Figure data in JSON
++++++++++++++++++++

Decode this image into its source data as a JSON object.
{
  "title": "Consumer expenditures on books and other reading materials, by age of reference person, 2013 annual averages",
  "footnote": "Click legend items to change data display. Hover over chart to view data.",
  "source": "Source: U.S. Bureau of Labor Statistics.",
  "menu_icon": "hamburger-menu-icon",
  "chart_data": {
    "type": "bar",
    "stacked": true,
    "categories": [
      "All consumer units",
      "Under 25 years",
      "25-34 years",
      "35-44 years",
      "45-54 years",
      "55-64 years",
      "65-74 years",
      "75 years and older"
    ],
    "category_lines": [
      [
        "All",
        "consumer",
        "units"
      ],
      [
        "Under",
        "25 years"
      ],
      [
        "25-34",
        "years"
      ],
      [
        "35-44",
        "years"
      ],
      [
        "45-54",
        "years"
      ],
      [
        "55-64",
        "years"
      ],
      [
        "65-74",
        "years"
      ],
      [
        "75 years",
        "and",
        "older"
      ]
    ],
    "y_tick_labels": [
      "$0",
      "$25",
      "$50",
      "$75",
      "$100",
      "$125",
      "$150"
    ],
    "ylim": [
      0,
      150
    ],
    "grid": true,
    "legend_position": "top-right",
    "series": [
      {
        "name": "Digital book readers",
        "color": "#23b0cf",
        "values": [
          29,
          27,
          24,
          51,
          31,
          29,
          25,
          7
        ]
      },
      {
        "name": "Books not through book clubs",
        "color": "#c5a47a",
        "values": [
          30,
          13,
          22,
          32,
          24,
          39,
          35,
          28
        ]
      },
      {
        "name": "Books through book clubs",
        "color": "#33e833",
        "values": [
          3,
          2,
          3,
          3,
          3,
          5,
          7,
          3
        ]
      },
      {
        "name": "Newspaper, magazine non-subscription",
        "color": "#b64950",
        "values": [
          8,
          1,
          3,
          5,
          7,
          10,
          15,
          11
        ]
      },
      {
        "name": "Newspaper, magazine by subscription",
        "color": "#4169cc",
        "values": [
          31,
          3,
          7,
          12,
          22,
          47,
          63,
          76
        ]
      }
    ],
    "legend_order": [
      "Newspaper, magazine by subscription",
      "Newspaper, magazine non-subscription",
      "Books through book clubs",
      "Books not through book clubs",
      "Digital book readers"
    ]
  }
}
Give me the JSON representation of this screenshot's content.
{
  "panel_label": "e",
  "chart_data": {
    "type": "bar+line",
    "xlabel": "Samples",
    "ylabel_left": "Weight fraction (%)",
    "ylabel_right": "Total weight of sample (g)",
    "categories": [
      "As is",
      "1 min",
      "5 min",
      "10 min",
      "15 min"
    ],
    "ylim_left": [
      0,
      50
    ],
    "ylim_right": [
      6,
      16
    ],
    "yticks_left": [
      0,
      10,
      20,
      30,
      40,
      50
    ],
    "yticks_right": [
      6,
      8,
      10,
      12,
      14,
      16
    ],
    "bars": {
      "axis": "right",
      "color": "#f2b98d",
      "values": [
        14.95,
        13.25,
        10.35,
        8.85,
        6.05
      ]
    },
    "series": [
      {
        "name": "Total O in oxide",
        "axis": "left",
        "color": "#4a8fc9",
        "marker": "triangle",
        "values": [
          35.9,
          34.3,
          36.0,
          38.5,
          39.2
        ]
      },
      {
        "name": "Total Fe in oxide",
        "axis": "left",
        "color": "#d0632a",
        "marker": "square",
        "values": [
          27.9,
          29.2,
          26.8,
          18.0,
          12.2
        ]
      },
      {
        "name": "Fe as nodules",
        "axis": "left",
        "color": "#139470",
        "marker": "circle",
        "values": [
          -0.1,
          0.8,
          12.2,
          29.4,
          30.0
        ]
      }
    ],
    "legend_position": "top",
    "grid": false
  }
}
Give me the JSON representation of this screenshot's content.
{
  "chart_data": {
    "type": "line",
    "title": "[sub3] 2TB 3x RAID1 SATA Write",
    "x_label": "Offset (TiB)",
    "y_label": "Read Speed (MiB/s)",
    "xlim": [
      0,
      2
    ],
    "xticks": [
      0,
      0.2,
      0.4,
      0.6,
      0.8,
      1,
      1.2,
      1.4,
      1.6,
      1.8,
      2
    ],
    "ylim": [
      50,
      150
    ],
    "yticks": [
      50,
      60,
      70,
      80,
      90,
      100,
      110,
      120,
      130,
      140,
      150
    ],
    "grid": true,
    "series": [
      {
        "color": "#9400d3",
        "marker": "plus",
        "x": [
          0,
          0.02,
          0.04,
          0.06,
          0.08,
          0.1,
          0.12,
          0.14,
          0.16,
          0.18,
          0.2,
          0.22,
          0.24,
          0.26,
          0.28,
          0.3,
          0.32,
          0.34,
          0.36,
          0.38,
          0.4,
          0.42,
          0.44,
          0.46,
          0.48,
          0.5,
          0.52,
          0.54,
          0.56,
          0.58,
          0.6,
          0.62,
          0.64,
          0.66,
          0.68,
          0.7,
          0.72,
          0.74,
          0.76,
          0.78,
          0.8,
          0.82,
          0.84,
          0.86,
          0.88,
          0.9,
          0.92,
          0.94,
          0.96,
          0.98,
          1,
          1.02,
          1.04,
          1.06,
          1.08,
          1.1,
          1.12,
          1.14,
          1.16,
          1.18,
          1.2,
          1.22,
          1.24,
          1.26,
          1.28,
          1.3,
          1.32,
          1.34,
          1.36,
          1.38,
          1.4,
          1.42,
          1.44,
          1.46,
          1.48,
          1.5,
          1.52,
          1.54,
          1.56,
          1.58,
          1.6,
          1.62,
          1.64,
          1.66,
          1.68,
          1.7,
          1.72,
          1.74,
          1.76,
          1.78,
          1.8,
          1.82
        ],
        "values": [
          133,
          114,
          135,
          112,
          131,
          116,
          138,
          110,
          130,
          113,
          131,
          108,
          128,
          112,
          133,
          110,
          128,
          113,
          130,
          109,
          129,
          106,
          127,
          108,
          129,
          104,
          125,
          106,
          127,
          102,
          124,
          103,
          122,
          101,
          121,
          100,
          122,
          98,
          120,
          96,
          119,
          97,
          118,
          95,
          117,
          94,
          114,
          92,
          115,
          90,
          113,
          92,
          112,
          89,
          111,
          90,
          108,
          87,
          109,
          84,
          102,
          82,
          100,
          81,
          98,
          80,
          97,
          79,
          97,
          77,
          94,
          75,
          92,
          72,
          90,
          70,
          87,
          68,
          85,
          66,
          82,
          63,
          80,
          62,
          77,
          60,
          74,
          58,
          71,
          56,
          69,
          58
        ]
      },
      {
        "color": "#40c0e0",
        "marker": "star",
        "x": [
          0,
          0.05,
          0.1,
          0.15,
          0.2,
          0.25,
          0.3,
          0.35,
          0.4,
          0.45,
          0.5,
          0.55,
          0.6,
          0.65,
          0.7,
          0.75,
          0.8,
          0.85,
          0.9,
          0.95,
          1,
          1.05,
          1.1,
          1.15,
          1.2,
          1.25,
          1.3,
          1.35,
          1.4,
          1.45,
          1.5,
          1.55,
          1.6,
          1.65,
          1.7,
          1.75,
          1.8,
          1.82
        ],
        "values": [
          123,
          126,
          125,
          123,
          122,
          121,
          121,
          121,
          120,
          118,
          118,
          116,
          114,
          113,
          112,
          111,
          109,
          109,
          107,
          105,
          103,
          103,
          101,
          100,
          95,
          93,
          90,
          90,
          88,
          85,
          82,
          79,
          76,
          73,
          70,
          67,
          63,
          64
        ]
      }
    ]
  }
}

++++++++++++++++++++

● Instructions to follow
Copy out all lines that carry the word "subscription".

● Task answer
        "name": "Newspaper, magazine non-subscription",
        "name": "Newspaper, magazine by subscription",
      "Newspaper, magazine by subscription",
      "Newspaper, magazine non-subscription",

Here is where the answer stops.